What is needed
Work out how many lines in the data hold the word "settings", and reply with that number only.

Records for this task
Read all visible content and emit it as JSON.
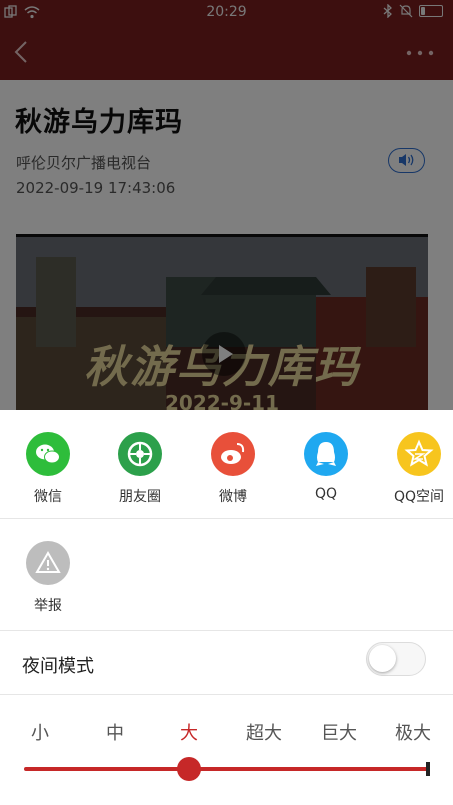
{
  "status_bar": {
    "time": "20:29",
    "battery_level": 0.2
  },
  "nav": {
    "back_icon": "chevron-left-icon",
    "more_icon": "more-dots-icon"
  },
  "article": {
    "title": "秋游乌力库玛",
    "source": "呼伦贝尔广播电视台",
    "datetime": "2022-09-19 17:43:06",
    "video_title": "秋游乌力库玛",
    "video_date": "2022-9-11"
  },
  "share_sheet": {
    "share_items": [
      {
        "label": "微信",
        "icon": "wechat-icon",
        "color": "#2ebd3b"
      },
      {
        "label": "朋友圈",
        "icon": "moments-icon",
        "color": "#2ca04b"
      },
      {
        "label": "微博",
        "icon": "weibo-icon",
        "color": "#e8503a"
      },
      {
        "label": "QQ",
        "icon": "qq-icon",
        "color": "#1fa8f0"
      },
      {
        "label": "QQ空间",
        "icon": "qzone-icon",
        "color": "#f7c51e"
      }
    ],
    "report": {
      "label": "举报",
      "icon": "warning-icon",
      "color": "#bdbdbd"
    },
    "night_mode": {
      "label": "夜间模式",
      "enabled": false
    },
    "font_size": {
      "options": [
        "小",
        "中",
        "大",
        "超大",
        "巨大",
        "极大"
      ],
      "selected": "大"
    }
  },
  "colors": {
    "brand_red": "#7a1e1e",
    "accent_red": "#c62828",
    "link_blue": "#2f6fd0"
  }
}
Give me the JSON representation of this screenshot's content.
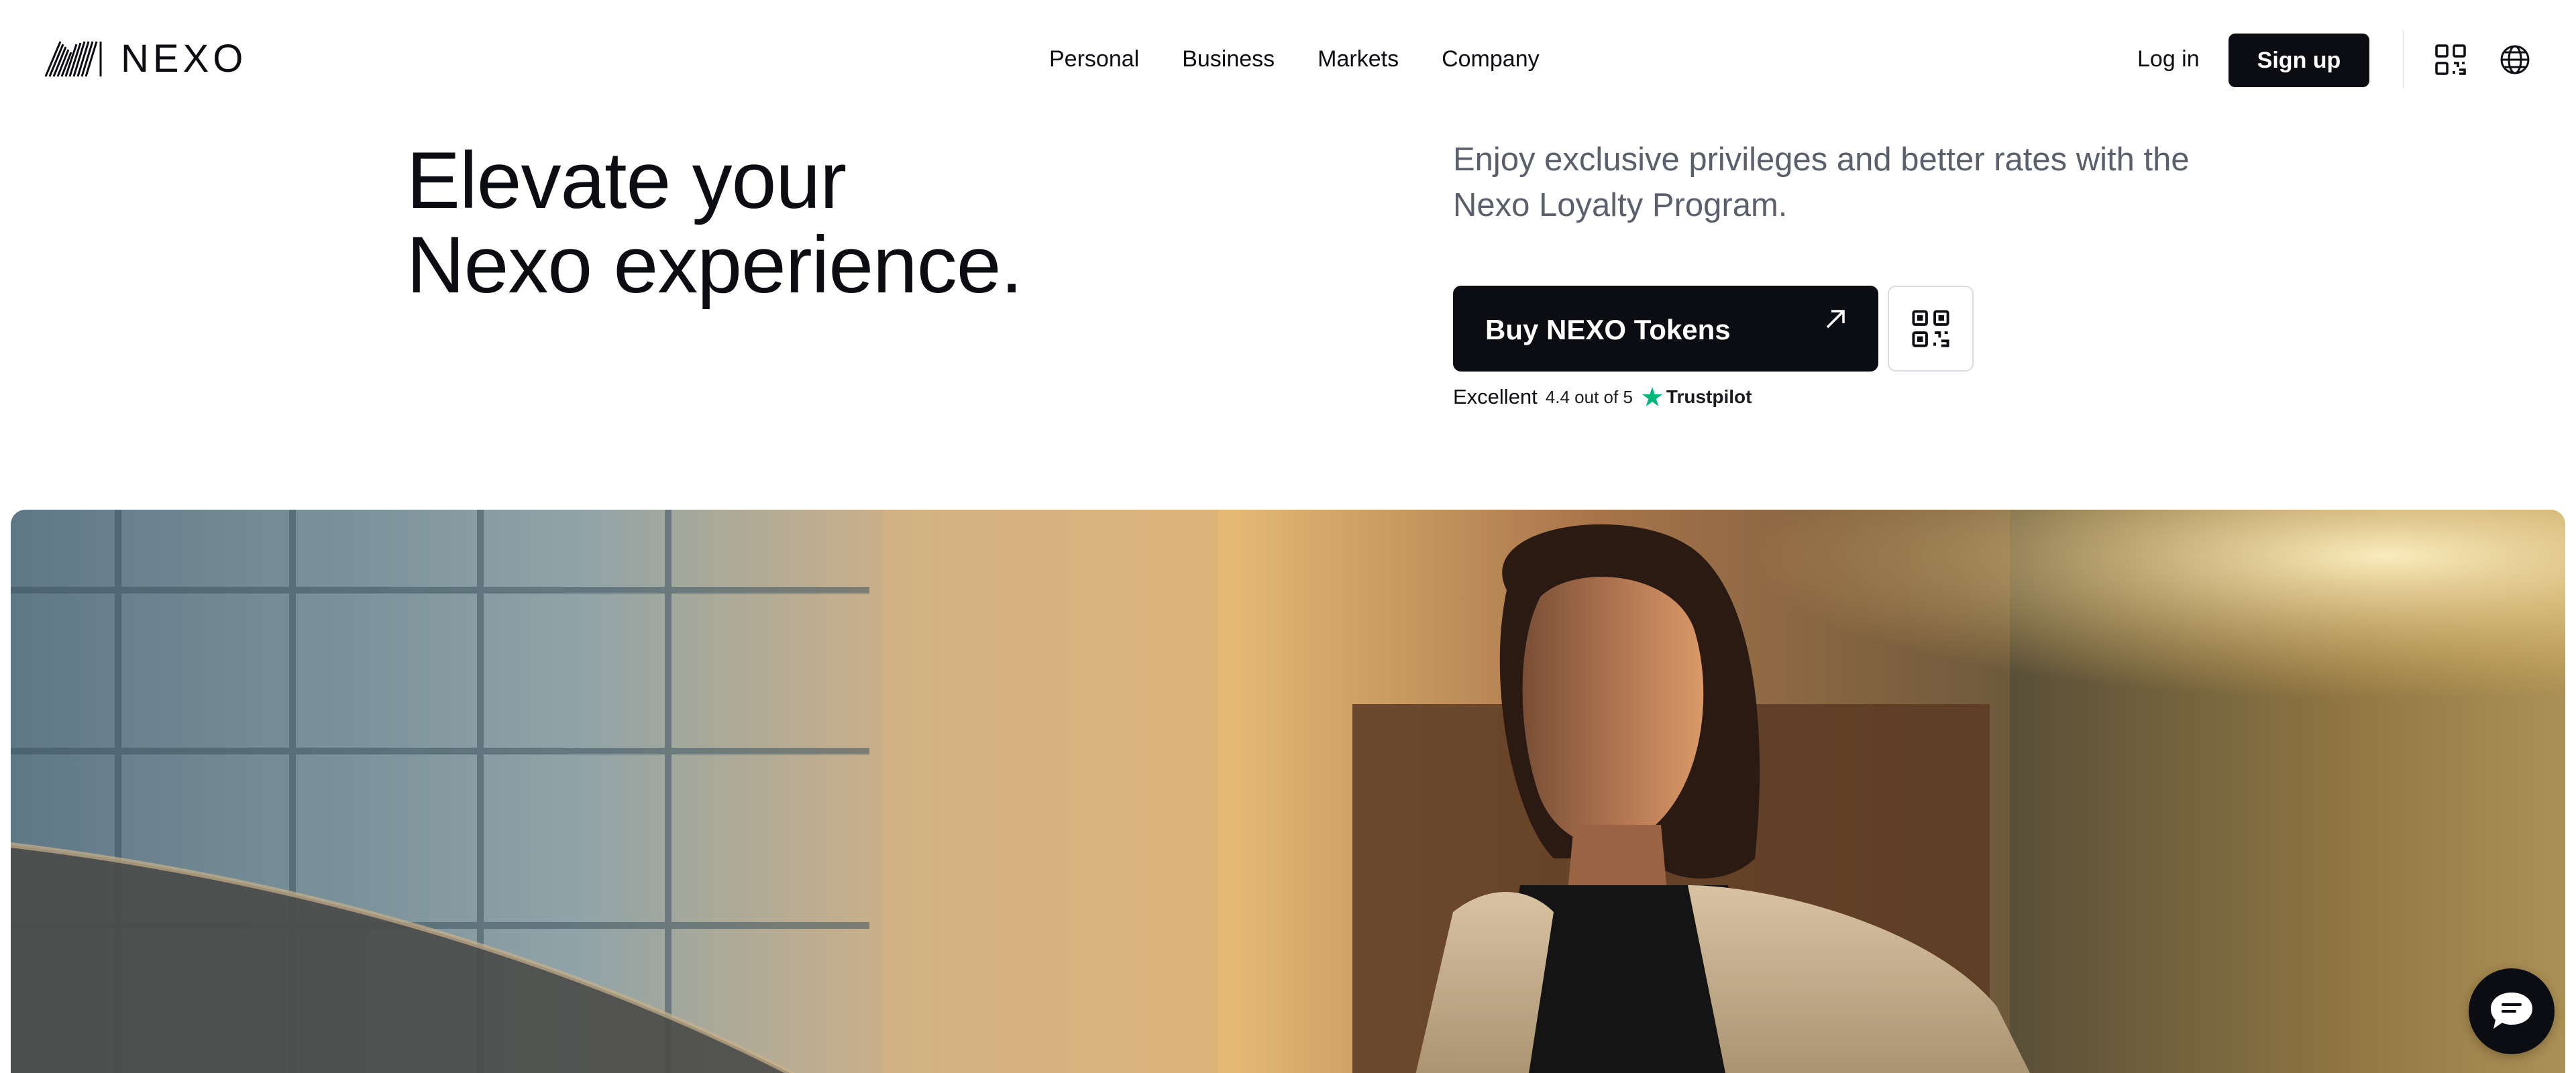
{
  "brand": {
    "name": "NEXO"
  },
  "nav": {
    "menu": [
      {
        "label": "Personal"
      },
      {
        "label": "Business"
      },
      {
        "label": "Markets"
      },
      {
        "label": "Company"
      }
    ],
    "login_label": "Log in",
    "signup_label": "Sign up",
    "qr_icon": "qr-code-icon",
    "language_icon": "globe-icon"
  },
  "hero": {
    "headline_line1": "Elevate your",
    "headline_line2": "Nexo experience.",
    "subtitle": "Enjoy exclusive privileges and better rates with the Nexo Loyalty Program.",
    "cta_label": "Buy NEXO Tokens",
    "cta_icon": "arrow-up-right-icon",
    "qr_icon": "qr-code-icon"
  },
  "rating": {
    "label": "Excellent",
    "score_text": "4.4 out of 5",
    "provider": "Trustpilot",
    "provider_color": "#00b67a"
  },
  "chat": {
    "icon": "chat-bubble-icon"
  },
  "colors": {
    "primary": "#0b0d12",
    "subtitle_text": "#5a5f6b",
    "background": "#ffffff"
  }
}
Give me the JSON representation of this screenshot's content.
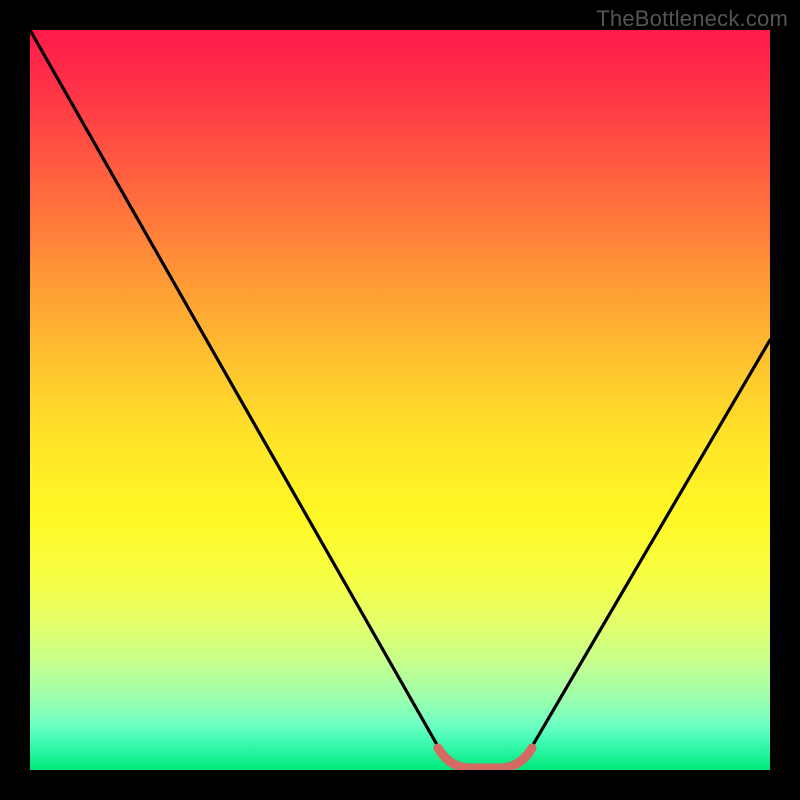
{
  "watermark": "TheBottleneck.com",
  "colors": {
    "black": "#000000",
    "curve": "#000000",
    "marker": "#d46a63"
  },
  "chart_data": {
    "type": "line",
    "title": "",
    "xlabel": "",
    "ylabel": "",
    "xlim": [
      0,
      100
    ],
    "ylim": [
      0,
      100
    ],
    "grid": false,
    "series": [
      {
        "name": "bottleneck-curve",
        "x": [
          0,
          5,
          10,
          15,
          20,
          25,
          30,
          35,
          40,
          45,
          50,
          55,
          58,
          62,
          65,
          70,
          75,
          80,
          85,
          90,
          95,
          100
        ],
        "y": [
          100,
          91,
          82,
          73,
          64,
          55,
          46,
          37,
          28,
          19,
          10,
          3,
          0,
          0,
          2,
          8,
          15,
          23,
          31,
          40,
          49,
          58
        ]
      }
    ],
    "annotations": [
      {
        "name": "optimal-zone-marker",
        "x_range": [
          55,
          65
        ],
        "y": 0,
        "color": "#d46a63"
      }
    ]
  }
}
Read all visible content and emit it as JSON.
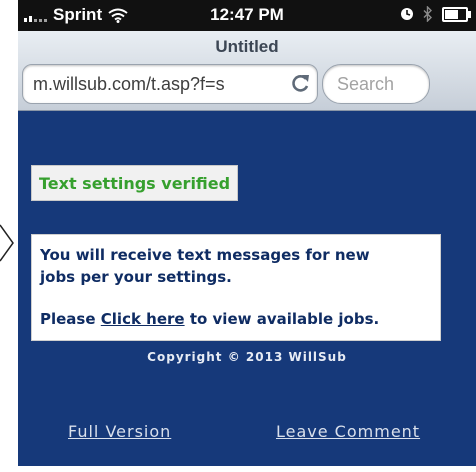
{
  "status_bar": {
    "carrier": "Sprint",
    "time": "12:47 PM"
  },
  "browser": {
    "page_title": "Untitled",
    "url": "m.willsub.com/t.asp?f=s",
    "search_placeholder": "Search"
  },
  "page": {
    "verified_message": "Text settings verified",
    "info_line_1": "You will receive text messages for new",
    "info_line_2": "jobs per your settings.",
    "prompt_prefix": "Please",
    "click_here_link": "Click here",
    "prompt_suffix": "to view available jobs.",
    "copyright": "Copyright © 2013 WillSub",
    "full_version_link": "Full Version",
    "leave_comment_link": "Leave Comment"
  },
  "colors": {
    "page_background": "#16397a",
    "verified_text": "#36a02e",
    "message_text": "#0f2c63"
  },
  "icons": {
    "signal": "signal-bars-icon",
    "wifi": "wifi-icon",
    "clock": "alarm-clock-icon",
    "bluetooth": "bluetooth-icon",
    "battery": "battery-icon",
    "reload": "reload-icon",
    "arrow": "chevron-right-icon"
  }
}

Reply to the exercise
2